▼
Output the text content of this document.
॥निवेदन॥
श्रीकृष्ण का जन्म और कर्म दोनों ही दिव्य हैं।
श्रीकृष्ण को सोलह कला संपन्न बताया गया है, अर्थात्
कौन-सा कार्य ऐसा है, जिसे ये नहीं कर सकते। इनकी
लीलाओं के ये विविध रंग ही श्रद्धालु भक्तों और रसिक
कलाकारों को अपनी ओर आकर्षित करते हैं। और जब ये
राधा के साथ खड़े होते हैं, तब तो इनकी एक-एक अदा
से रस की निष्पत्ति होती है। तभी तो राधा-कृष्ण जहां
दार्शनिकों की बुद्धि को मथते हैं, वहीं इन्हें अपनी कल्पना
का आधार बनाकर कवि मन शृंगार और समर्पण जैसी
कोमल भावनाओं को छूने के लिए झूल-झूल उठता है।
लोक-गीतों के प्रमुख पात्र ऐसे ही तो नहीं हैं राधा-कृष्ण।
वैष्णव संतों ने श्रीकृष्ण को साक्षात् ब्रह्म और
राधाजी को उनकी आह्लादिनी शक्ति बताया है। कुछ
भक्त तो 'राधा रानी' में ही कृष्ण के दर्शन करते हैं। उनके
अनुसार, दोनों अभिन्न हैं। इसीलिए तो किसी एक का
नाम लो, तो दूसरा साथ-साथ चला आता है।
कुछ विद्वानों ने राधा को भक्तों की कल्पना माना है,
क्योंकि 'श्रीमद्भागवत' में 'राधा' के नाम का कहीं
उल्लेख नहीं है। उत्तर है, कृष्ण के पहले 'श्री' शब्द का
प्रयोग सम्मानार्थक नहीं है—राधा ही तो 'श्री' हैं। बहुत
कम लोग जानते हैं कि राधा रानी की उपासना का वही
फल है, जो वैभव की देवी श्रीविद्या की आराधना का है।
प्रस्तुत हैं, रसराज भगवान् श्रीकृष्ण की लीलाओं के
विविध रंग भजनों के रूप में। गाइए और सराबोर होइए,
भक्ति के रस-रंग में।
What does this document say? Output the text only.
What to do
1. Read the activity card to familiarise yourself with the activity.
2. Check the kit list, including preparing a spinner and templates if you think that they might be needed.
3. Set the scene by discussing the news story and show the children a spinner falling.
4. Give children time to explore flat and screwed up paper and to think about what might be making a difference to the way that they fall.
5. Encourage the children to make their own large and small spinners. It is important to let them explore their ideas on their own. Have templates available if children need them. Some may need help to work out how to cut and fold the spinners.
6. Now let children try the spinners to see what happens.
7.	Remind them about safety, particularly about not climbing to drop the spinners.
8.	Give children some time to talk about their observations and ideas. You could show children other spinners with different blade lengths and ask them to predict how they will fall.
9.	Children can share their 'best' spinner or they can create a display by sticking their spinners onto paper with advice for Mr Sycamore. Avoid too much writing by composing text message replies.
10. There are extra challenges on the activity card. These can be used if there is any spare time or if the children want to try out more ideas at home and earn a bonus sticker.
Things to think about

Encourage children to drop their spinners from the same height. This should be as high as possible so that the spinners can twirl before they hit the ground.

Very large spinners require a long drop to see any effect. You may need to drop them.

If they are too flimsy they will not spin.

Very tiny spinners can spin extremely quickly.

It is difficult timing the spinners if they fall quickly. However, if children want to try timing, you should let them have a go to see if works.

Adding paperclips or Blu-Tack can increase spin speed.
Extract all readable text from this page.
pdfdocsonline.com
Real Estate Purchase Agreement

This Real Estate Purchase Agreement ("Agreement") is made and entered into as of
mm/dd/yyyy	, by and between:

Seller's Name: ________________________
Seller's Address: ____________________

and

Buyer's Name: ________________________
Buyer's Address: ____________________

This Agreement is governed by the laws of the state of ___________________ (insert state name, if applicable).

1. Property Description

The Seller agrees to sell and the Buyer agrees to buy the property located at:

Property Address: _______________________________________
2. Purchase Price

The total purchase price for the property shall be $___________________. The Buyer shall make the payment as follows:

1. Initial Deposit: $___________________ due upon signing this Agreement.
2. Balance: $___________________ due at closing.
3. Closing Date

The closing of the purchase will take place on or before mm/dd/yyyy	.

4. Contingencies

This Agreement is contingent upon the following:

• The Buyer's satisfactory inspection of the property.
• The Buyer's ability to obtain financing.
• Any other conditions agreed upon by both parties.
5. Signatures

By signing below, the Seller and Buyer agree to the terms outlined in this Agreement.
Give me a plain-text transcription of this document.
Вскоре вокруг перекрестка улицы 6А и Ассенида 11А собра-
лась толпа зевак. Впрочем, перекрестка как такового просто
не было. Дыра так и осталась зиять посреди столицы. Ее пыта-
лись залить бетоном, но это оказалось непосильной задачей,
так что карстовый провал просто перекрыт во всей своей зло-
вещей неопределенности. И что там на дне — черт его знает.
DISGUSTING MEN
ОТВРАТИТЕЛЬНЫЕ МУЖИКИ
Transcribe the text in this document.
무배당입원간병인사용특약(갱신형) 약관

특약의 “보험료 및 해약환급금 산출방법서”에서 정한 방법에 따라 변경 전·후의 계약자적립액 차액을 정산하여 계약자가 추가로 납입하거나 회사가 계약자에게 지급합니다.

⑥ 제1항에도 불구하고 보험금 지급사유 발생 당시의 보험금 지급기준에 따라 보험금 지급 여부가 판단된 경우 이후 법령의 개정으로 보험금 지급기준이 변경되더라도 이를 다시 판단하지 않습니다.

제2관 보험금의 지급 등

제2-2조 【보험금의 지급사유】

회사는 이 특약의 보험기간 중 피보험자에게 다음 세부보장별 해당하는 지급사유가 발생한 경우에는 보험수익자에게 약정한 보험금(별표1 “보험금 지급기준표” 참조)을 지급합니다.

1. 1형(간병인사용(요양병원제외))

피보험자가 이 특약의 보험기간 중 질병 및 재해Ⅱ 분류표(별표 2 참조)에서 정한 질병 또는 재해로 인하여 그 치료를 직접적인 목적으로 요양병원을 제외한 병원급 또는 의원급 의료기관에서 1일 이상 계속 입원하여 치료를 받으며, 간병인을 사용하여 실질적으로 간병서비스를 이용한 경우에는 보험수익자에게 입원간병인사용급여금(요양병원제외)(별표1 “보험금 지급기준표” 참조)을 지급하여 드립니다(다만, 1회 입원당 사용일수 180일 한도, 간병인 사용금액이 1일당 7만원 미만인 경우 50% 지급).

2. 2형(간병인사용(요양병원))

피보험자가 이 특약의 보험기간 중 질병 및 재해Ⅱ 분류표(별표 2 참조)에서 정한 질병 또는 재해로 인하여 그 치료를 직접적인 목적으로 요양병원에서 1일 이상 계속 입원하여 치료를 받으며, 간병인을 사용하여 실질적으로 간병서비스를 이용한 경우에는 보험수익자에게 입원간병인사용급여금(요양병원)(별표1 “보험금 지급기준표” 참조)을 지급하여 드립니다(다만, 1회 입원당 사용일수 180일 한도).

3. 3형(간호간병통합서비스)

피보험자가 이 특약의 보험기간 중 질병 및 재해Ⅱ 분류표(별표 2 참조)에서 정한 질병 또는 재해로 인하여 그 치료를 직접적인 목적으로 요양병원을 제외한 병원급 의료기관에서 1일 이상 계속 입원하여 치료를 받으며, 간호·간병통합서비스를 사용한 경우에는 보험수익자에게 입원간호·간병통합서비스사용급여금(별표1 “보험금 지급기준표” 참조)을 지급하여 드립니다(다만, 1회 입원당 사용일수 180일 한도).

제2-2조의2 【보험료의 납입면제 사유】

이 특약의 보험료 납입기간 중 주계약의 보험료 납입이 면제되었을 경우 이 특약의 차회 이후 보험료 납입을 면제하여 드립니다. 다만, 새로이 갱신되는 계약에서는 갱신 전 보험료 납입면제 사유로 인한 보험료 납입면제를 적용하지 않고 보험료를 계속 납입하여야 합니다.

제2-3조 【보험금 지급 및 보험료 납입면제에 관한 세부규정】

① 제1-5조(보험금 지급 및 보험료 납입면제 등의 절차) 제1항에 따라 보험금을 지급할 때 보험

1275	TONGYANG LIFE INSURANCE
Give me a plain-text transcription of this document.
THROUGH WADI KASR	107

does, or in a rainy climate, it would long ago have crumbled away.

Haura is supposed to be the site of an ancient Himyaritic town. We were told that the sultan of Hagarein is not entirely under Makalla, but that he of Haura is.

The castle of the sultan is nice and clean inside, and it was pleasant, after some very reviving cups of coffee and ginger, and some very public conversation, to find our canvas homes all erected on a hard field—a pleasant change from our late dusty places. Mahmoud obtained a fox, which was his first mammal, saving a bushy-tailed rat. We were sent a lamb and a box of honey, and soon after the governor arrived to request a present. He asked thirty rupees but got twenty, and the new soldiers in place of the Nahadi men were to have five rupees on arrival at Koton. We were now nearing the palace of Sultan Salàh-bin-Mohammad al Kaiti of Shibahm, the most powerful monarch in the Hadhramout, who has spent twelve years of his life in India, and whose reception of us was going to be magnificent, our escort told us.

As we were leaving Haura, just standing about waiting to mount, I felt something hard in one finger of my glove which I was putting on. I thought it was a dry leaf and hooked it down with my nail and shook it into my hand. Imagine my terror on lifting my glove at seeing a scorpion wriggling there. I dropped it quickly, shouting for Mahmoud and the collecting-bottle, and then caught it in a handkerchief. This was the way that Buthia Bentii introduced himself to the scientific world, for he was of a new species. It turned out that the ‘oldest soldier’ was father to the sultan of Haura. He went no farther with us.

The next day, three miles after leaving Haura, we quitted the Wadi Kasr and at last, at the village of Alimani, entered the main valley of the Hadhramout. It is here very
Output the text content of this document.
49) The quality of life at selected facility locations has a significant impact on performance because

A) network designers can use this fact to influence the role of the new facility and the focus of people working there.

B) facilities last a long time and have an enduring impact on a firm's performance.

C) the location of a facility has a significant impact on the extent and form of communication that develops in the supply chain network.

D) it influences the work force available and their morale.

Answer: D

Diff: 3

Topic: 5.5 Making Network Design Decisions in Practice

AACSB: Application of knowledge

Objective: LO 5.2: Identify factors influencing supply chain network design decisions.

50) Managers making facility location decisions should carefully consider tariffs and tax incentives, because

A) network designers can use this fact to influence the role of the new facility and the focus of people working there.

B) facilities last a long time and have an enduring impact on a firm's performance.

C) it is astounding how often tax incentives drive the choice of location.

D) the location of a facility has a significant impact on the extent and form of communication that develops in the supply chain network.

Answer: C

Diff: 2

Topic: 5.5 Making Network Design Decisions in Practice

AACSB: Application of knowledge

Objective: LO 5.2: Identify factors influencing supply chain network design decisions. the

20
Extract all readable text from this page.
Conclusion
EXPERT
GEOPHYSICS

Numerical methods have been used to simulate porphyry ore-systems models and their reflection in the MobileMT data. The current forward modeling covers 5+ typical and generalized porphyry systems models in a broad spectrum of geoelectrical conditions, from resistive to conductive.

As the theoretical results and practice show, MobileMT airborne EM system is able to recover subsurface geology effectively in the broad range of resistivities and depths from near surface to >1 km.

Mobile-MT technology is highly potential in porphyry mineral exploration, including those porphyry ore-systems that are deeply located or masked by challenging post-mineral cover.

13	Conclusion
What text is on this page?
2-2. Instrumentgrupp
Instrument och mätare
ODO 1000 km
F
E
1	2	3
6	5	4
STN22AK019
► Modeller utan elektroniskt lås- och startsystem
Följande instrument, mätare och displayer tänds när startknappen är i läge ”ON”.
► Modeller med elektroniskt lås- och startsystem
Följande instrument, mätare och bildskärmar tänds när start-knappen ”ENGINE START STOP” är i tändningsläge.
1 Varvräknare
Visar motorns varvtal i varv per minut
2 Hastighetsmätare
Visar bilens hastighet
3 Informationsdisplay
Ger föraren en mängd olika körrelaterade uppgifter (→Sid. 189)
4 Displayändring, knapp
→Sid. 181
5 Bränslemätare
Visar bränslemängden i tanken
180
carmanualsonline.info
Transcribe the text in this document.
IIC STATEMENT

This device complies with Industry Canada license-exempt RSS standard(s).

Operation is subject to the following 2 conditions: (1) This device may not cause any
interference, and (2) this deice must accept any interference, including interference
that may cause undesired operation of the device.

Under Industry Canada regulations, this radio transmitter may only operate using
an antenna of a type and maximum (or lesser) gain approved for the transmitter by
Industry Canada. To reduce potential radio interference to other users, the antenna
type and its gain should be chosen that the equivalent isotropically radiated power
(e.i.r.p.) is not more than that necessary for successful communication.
▲
Look above for every line with the word "does" and copy it.

§ Exercise output
What does this document say? Output the text only.
does, or in a rainy climate, it would long ago have crumbled away.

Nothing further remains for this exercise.